Retype each record shown below, leaving every character as it is.

Start of PROVIDED INFORMATION

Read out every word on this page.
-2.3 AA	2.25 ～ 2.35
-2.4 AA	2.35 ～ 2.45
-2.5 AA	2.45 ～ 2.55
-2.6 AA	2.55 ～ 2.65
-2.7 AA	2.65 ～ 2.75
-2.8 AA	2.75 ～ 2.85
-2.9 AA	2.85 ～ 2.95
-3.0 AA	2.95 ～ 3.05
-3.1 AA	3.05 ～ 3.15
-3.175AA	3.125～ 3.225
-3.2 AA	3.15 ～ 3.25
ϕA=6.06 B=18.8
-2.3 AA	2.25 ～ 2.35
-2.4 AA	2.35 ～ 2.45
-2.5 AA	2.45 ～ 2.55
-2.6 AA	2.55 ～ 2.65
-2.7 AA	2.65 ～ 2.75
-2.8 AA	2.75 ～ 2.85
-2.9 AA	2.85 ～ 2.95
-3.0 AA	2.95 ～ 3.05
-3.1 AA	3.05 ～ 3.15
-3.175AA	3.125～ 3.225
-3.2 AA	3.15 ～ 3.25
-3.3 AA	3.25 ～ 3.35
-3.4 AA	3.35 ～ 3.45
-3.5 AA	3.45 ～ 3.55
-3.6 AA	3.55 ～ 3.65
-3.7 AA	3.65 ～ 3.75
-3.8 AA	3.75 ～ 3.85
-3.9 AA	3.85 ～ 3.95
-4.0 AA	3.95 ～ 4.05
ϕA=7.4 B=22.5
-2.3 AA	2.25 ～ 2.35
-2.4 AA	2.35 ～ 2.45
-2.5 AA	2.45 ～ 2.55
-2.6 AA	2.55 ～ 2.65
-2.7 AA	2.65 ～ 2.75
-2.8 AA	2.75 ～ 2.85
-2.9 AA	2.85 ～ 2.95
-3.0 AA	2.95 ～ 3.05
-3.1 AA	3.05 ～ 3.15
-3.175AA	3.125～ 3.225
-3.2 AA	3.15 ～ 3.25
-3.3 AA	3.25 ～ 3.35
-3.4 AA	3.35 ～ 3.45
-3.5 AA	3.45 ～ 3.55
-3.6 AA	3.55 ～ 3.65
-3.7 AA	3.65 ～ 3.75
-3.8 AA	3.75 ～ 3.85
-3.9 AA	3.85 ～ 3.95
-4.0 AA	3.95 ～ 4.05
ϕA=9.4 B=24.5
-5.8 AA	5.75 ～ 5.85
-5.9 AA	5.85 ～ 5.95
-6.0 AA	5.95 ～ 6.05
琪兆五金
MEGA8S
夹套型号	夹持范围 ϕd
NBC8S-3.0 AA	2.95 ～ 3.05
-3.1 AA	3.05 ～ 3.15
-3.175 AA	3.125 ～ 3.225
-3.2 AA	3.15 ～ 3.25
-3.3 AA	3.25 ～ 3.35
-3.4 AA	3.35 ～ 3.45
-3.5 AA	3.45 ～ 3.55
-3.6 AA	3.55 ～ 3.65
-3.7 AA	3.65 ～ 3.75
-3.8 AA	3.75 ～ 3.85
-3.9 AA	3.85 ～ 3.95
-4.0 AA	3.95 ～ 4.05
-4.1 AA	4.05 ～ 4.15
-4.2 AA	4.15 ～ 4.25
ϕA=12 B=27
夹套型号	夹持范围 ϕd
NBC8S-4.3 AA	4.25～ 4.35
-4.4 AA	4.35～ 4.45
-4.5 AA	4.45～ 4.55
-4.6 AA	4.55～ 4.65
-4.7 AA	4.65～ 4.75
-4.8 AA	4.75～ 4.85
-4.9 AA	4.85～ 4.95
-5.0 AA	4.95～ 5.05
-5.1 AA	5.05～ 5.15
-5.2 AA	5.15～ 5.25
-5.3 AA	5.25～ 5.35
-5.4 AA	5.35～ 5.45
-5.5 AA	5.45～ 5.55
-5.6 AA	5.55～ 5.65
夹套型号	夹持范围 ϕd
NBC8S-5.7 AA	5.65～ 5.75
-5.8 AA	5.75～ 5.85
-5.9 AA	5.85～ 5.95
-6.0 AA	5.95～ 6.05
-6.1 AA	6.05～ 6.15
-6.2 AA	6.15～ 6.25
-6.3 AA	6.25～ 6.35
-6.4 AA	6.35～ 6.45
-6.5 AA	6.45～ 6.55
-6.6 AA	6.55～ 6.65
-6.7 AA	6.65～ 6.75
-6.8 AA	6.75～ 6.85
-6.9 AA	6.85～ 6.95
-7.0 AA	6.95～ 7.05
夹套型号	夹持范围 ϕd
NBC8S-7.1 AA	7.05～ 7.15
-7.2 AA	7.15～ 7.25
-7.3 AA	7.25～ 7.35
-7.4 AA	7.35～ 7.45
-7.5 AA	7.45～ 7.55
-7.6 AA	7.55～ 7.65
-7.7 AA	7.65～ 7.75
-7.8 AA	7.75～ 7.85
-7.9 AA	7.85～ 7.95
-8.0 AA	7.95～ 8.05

End of PROVIDED INFORMATION

FULL RESPONSE:
Read out every word on this page.
-2.3 AA	2.25 ～ 2.35
-2.4 AA	2.35 ～ 2.45
-2.5 AA	2.45 ～ 2.55
-2.6 AA	2.55 ～ 2.65
-2.7 AA	2.65 ～ 2.75
-2.8 AA	2.75 ～ 2.85
-2.9 AA	2.85 ～ 2.95
-3.0 AA	2.95 ～ 3.05
-3.1 AA	3.05 ～ 3.15
-3.175AA	3.125～ 3.225
-3.2 AA	3.15 ～ 3.25
ϕA=6.06 B=18.8
-2.3 AA	2.25 ～ 2.35
-2.4 AA	2.35 ～ 2.45
-2.5 AA	2.45 ～ 2.55
-2.6 AA	2.55 ～ 2.65
-2.7 AA	2.65 ～ 2.75
-2.8 AA	2.75 ～ 2.85
-2.9 AA	2.85 ～ 2.95
-3.0 AA	2.95 ～ 3.05
-3.1 AA	3.05 ～ 3.15
-3.175AA	3.125～ 3.225
-3.2 AA	3.15 ～ 3.25
-3.3 AA	3.25 ～ 3.35
-3.4 AA	3.35 ～ 3.45
-3.5 AA	3.45 ～ 3.55
-3.6 AA	3.55 ～ 3.65
-3.7 AA	3.65 ～ 3.75
-3.8 AA	3.75 ～ 3.85
-3.9 AA	3.85 ～ 3.95
-4.0 AA	3.95 ～ 4.05
ϕA=7.4 B=22.5
-2.3 AA	2.25 ～ 2.35
-2.4 AA	2.35 ～ 2.45
-2.5 AA	2.45 ～ 2.55
-2.6 AA	2.55 ～ 2.65
-2.7 AA	2.65 ～ 2.75
-2.8 AA	2.75 ～ 2.85
-2.9 AA	2.85 ～ 2.95
-3.0 AA	2.95 ～ 3.05
-3.1 AA	3.05 ～ 3.15
-3.175AA	3.125～ 3.225
-3.2 AA	3.15 ～ 3.25
-3.3 AA	3.25 ～ 3.35
-3.4 AA	3.35 ～ 3.45
-3.5 AA	3.45 ～ 3.55
-3.6 AA	3.55 ～ 3.65
-3.7 AA	3.65 ～ 3.75
-3.8 AA	3.75 ～ 3.85
-3.9 AA	3.85 ～ 3.95
-4.0 AA	3.95 ～ 4.05
ϕA=9.4 B=24.5
-5.8 AA	5.75 ～ 5.85
-5.9 AA	5.85 ～ 5.95
-6.0 AA	5.95 ～ 6.05
琪兆五金
MEGA8S
夹套型号	夹持范围 ϕd
NBC8S-3.0 AA	2.95 ～ 3.05
-3.1 AA	3.05 ～ 3.15
-3.175 AA	3.125 ～ 3.225
-3.2 AA	3.15 ～ 3.25
-3.3 AA	3.25 ～ 3.35
-3.4 AA	3.35 ～ 3.45
-3.5 AA	3.45 ～ 3.55
-3.6 AA	3.55 ～ 3.65
-3.7 AA	3.65 ～ 3.75
-3.8 AA	3.75 ～ 3.85
-3.9 AA	3.85 ～ 3.95
-4.0 AA	3.95 ～ 4.05
-4.1 AA	4.05 ～ 4.15
-4.2 AA	4.15 ～ 4.25
ϕA=12 B=27
夹套型号	夹持范围 ϕd
NBC8S-4.3 AA	4.25～ 4.35
-4.4 AA	4.35～ 4.45
-4.5 AA	4.45～ 4.55
-4.6 AA	4.55～ 4.65
-4.7 AA	4.65～ 4.75
-4.8 AA	4.75～ 4.85
-4.9 AA	4.85～ 4.95
-5.0 AA	4.95～ 5.05
-5.1 AA	5.05～ 5.15
-5.2 AA	5.15～ 5.25
-5.3 AA	5.25～ 5.35
-5.4 AA	5.35～ 5.45
-5.5 AA	5.45～ 5.55
-5.6 AA	5.55～ 5.65
夹套型号	夹持范围 ϕd
NBC8S-5.7 AA	5.65～ 5.75
-5.8 AA	5.75～ 5.85
-5.9 AA	5.85～ 5.95
-6.0 AA	5.95～ 6.05
-6.1 AA	6.05～ 6.15
-6.2 AA	6.15～ 6.25
-6.3 AA	6.25～ 6.35
-6.4 AA	6.35～ 6.45
-6.5 AA	6.45～ 6.55
-6.6 AA	6.55～ 6.65
-6.7 AA	6.65～ 6.75
-6.8 AA	6.75～ 6.85
-6.9 AA	6.85～ 6.95
-7.0 AA	6.95～ 7.05
夹套型号	夹持范围 ϕd
NBC8S-7.1 AA	7.05～ 7.15
-7.2 AA	7.15～ 7.25
-7.3 AA	7.25～ 7.35
-7.4 AA	7.35～ 7.45
-7.5 AA	7.45～ 7.55
-7.6 AA	7.55～ 7.65
-7.7 AA	7.65～ 7.75
-7.8 AA	7.75～ 7.85
-7.9 AA	7.85～ 7.95
-8.0 AA	7.95～ 8.05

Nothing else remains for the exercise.